======== RECORDS PROVIDED ========
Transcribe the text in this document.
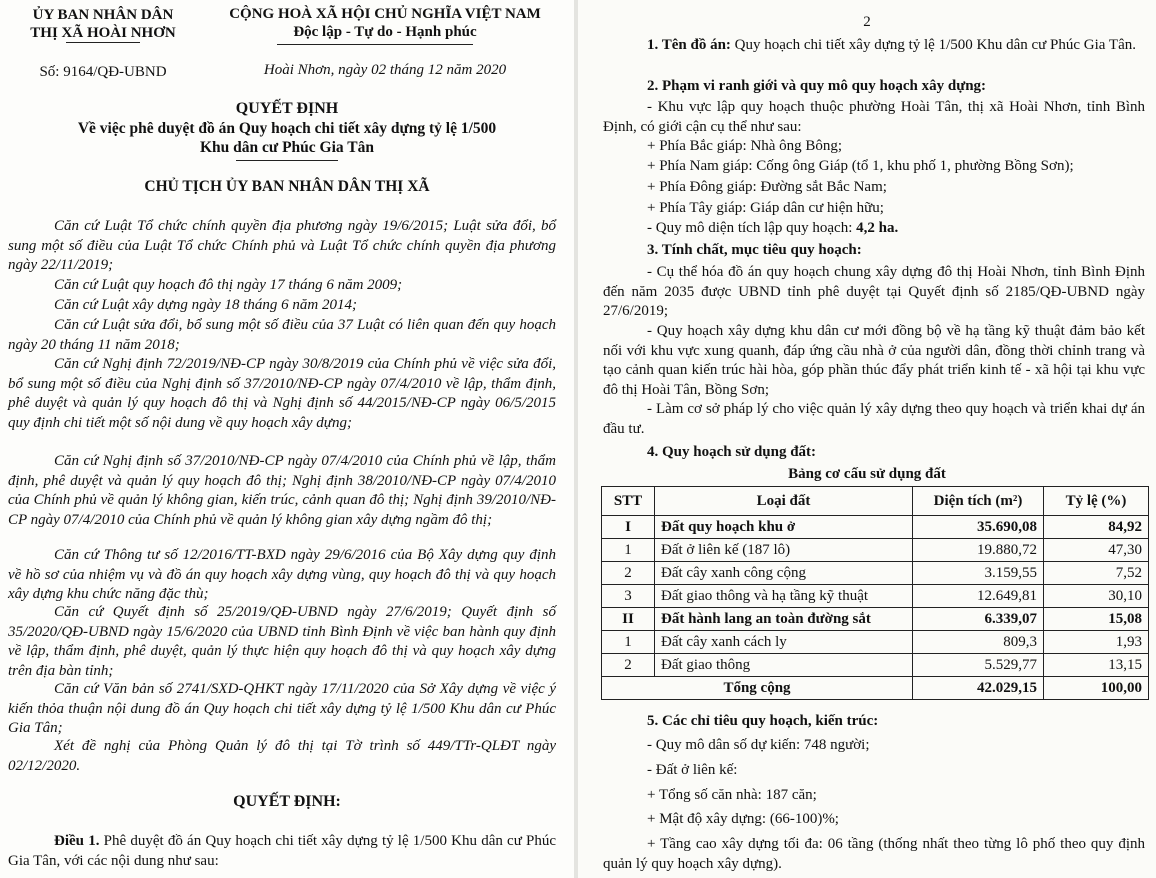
ỦY BAN NHÂN DÂN
THỊ XÃ HOÀI NHƠN
Số: 9164/QĐ-UBND
CỘNG HOÀ XÃ HỘI CHỦ NGHĨA VIỆT NAM
Độc lập - Tự do - Hạnh phúc
Hoài Nhơn, ngày 02 tháng 12 năm 2020
QUYẾT ĐỊNH
Về việc phê duyệt đồ án Quy hoạch chi tiết xây dựng tỷ lệ 1/500
Khu dân cư Phúc Gia Tân
CHỦ TỊCH ỦY BAN NHÂN DÂN THỊ XÃ
Căn cứ Luật Tổ chức chính quyền địa phương ngày 19/6/2015; Luật sửa đổi, bổ sung một số điều của Luật Tổ chức Chính phủ và Luật Tổ chức chính quyền địa phương ngày 22/11/2019;
Căn cứ Luật quy hoạch đô thị ngày 17 tháng 6 năm 2009;
Căn cứ Luật xây dựng ngày 18 tháng 6 năm 2014;
Căn cứ Luật sửa đổi, bổ sung một số điều của 37 Luật có liên quan đến quy hoạch ngày 20 tháng 11 năm 2018;
Căn cứ Nghị định 72/2019/NĐ-CP ngày 30/8/2019 của Chính phủ về việc sửa đổi, bổ sung một số điều của Nghị định số 37/2010/NĐ-CP ngày 07/4/2010 về lập, thẩm định, phê duyệt và quản lý quy hoạch đô thị và Nghị định số 44/2015/NĐ-CP ngày 06/5/2015 quy định chi tiết một số nội dung về quy hoạch xây dựng;
Căn cứ Nghị định số 37/2010/NĐ-CP ngày 07/4/2010 của Chính phủ về lập, thẩm định, phê duyệt và quản lý quy hoạch đô thị; Nghị định 38/2010/NĐ-CP ngày 07/4/2010 của Chính phủ về quản lý không gian, kiến trúc, cảnh quan đô thị; Nghị định 39/2010/NĐ-CP ngày 07/4/2010 của Chính phủ về quản lý không gian xây dựng ngầm đô thị;
Căn cứ Thông tư số 12/2016/TT-BXD ngày 29/6/2016 của Bộ Xây dựng quy định về hồ sơ của nhiệm vụ và đồ án quy hoạch xây dựng vùng, quy hoạch đô thị và quy hoạch xây dựng khu chức năng đặc thù;
Căn cứ Quyết định số 25/2019/QĐ-UBND ngày 27/6/2019; Quyết định số 35/2020/QĐ-UBND ngày 15/6/2020 của UBND tỉnh Bình Định về việc ban hành quy định về lập, thẩm định, phê duyệt, quản lý thực hiện quy hoạch đô thị và quy hoạch xây dựng trên địa bàn tỉnh;
Căn cứ Văn bản số 2741/SXD-QHKT ngày 17/11/2020 của Sở Xây dựng về việc ý kiến thỏa thuận nội dung đồ án Quy hoạch chi tiết xây dựng tỷ lệ 1/500 Khu dân cư Phúc Gia Tân;
Xét đề nghị của Phòng Quản lý đô thị tại Tờ trình số 449/TTr-QLĐT ngày 02/12/2020.
QUYẾT ĐỊNH:
Điều 1. Phê duyệt đồ án Quy hoạch chi tiết xây dựng tỷ lệ 1/500 Khu dân cư Phúc Gia Tân, với các nội dung như sau:
2
1. Tên đồ án: Quy hoạch chi tiết xây dựng tỷ lệ 1/500 Khu dân cư Phúc Gia Tân.
2. Phạm vi ranh giới và quy mô quy hoạch xây dựng:
- Khu vực lập quy hoạch thuộc phường Hoài Tân, thị xã Hoài Nhơn, tỉnh Bình Định, có giới cận cụ thể như sau:
+ Phía Bắc giáp: Nhà ông Bông;
+ Phía Nam giáp: Cống ông Giáp (tổ 1, khu phố 1, phường Bồng Sơn);
+ Phía Đông giáp: Đường sắt Bắc Nam;
+ Phía Tây giáp: Giáp dân cư hiện hữu;
- Quy mô diện tích lập quy hoạch: 4,2 ha.
3. Tính chất, mục tiêu quy hoạch:
- Cụ thể hóa đồ án quy hoạch chung xây dựng đô thị Hoài Nhơn, tỉnh Bình Định đến năm 2035 được UBND tỉnh phê duyệt tại Quyết định số 2185/QĐ-UBND ngày 27/6/2019;
- Quy hoạch xây dựng khu dân cư mới đồng bộ về hạ tầng kỹ thuật đảm bảo kết nối với khu vực xung quanh, đáp ứng cầu nhà ở của người dân, đồng thời chỉnh trang và tạo cảnh quan kiến trúc hài hòa, góp phần thúc đẩy phát triển kinh tế - xã hội tại khu vực đô thị Hoài Tân, Bồng Sơn;
- Làm cơ sở pháp lý cho việc quản lý xây dựng theo quy hoạch và triển khai dự án đầu tư.
4. Quy hoạch sử dụng đất:
Bảng cơ cấu sử dụng đất
STT	Loại đất	Diện tích (m²)	Tỷ lệ (%)
I	Đất quy hoạch khu ở	35.690,08	84,92
1	Đất ở liên kế (187 lô)	19.880,72	47,30
2	Đất cây xanh công cộng	3.159,55	7,52
3	Đất giao thông và hạ tầng kỹ thuật	12.649,81	30,10
II	Đất hành lang an toàn đường sắt	6.339,07	15,08
1	Đất cây xanh cách ly	809,3	1,93
2	Đất giao thông	5.529,77	13,15
Tổng cộng		42.029,15	100,00
5. Các chỉ tiêu quy hoạch, kiến trúc:
- Quy mô dân số dự kiến: 748 người;
- Đất ở liên kế:
+ Tổng số căn nhà: 187 căn;
+ Mật độ xây dựng: (66-100)%;
+ Tầng cao xây dựng tối đa: 06 tầng (thống nhất theo từng lô phố theo quy định quản lý quy hoạch xây dựng).
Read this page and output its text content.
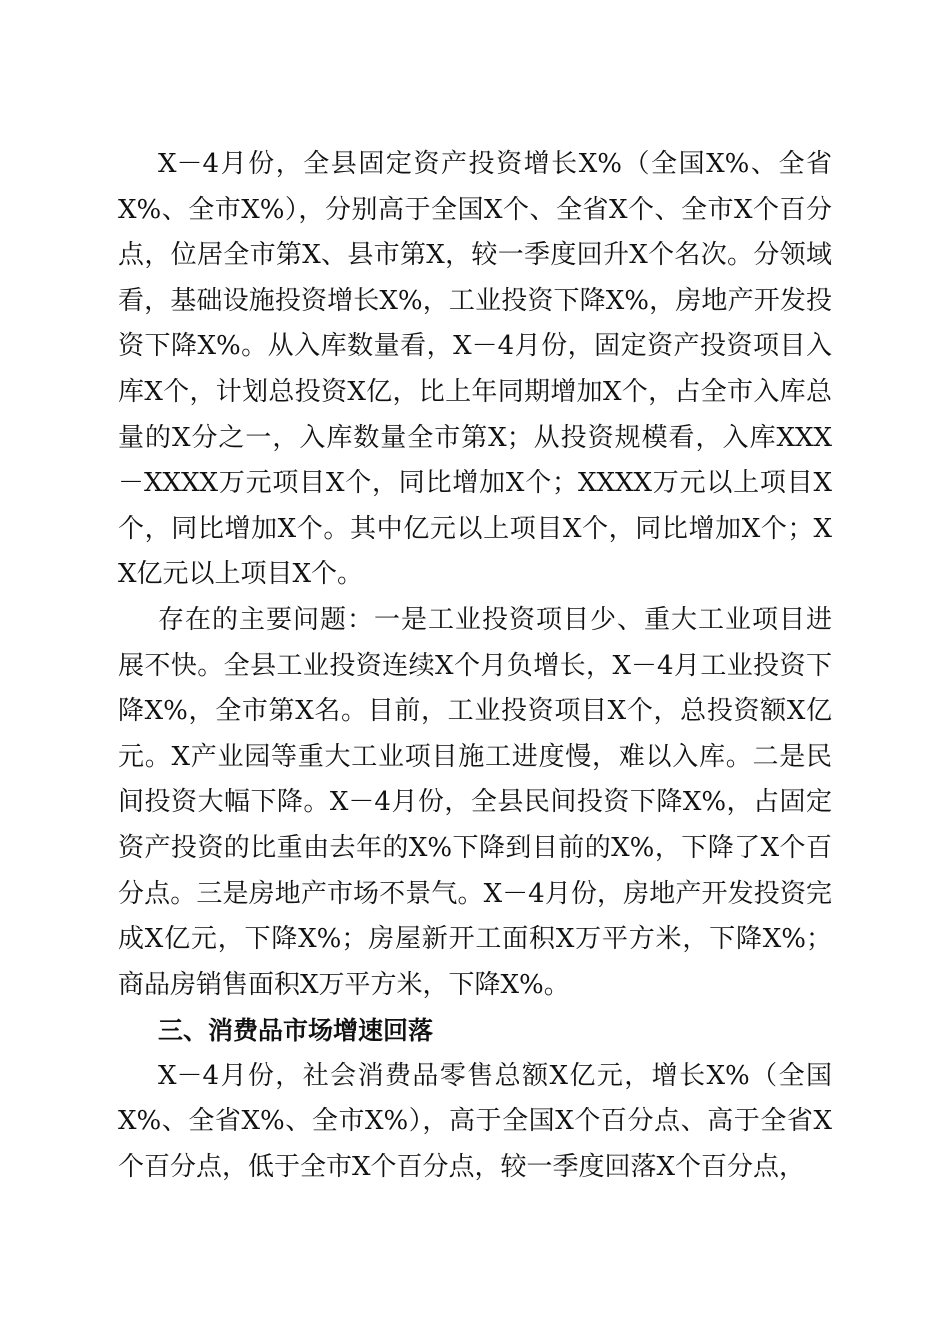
X－4月份，全县固定资产投资增长X%（全国X%、全省X%、全市X%），分别高于全国X个、全省X个、全市X个百分点，位居全市第X、县市第X，较一季度回升X个名次。分领域看，基础设施投资增长X%，工业投资下降X%，房地产开发投资下降X%。从入库数量看，X－4月份，固定资产投资项目入库X个，计划总投资X亿，比上年同期增加X个，占全市入库总量的X分之一，入库数量全市第X；从投资规模看，入库XXX－XXXX万元项目X个，同比增加X个；XXXX万元以上项目X个，同比增加X个。其中亿元以上项目X个，同比增加X个；XX亿元以上项目X个。

存在的主要问题：一是工业投资项目少、重大工业项目进展不快。全县工业投资连续X个月负增长，X－4月工业投资下降X%，全市第X名。目前，工业投资项目X个，总投资额X亿元。X产业园等重大工业项目施工进度慢，难以入库。二是民间投资大幅下降。X－4月份，全县民间投资下降X%，占固定资产投资的比重由去年的X%下降到目前的X%，下降了X个百分点。三是房地产市场不景气。X－4月份，房地产开发投资完成X亿元，下降X%；房屋新开工面积X万平方米，下降X%；商品房销售面积X万平方米，下降X%。

三、消费品市场增速回落

X－4月份，社会消费品零售总额X亿元，增长X%（全国X%、全省X%、全市X%），高于全国X个百分点、高于全省X个百分点，低于全市X个百分点，较一季度回落X个百分点，
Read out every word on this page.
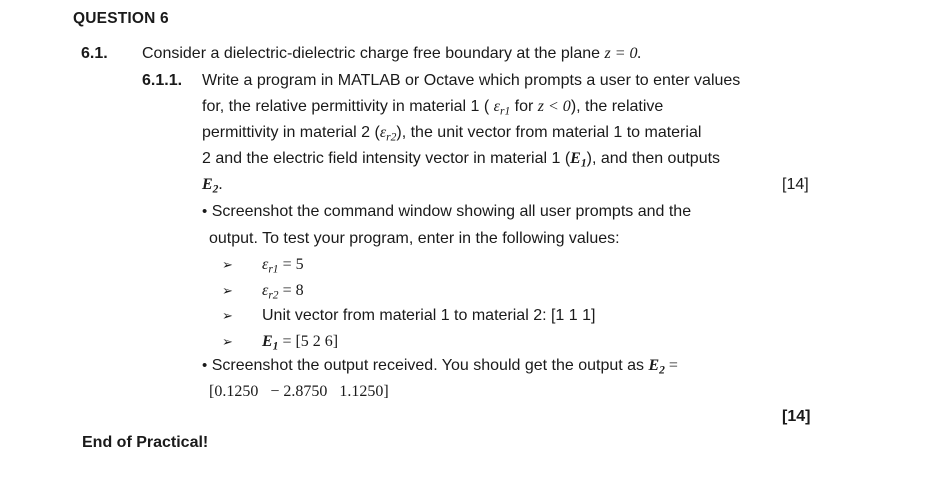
QUESTION 6
6.1. Consider a dielectric-dielectric charge free boundary at the plane z = 0.
6.1.1. Write a program in MATLAB or Octave which prompts a user to enter values
for, the relative permittivity in material 1 ( $\varepsilon_{r1}$ for z < 0), the relative
permittivity in material 2 $(\varepsilon_{r2})$, the unit vector from material 1 to material
2 and the electric field intensity vector in material 1 $(E_1)$, and then outputs
$E_2$.	[14]
• Screenshot the command window showing all user prompts and the
output. To test your program, enter in the following values:
➢ $\varepsilon_{r1} = 5$
➢ $\varepsilon_{r2} = 8$
➢ Unit vector from material 1 to material 2: [1 1 1]
➢ $E_1 = [5$ 2 6]
• Screenshot the output received. You should get the output as $E_2$ =
[0.1250   − 2.8750   1.1250]
[14]
End of Practical!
========
## WHAT NEEDS TO BE DONE
Search the preceding listing for the word "dung" and pull out every line that holds it.

## REPLY TO THE EXERCISE
Căn cứ Nghị định 72/2019/NĐ-CP ngày 30/8/2019 của Chính phủ về việc sửa đổi, bổ sung một số điều của Nghị định số 37/2010/NĐ-CP ngày 07/4/2010 về lập, thẩm định, phê duyệt và quản lý quy hoạch đô thị và Nghị định số 44/2015/NĐ-CP ngày 06/5/2015 quy định chi tiết một số nội dung về quy hoạch xây dựng;
Căn cứ Văn bản số 2741/SXD-QHKT ngày 17/11/2020 của Sở Xây dựng về việc ý kiến thỏa thuận nội dung đồ án Quy hoạch chi tiết xây dựng tỷ lệ 1/500 Khu dân cư Phúc Gia Tân;
Điều 1. Phê duyệt đồ án Quy hoạch chi tiết xây dựng tỷ lệ 1/500 Khu dân cư Phúc Gia Tân, với các nội dung như sau:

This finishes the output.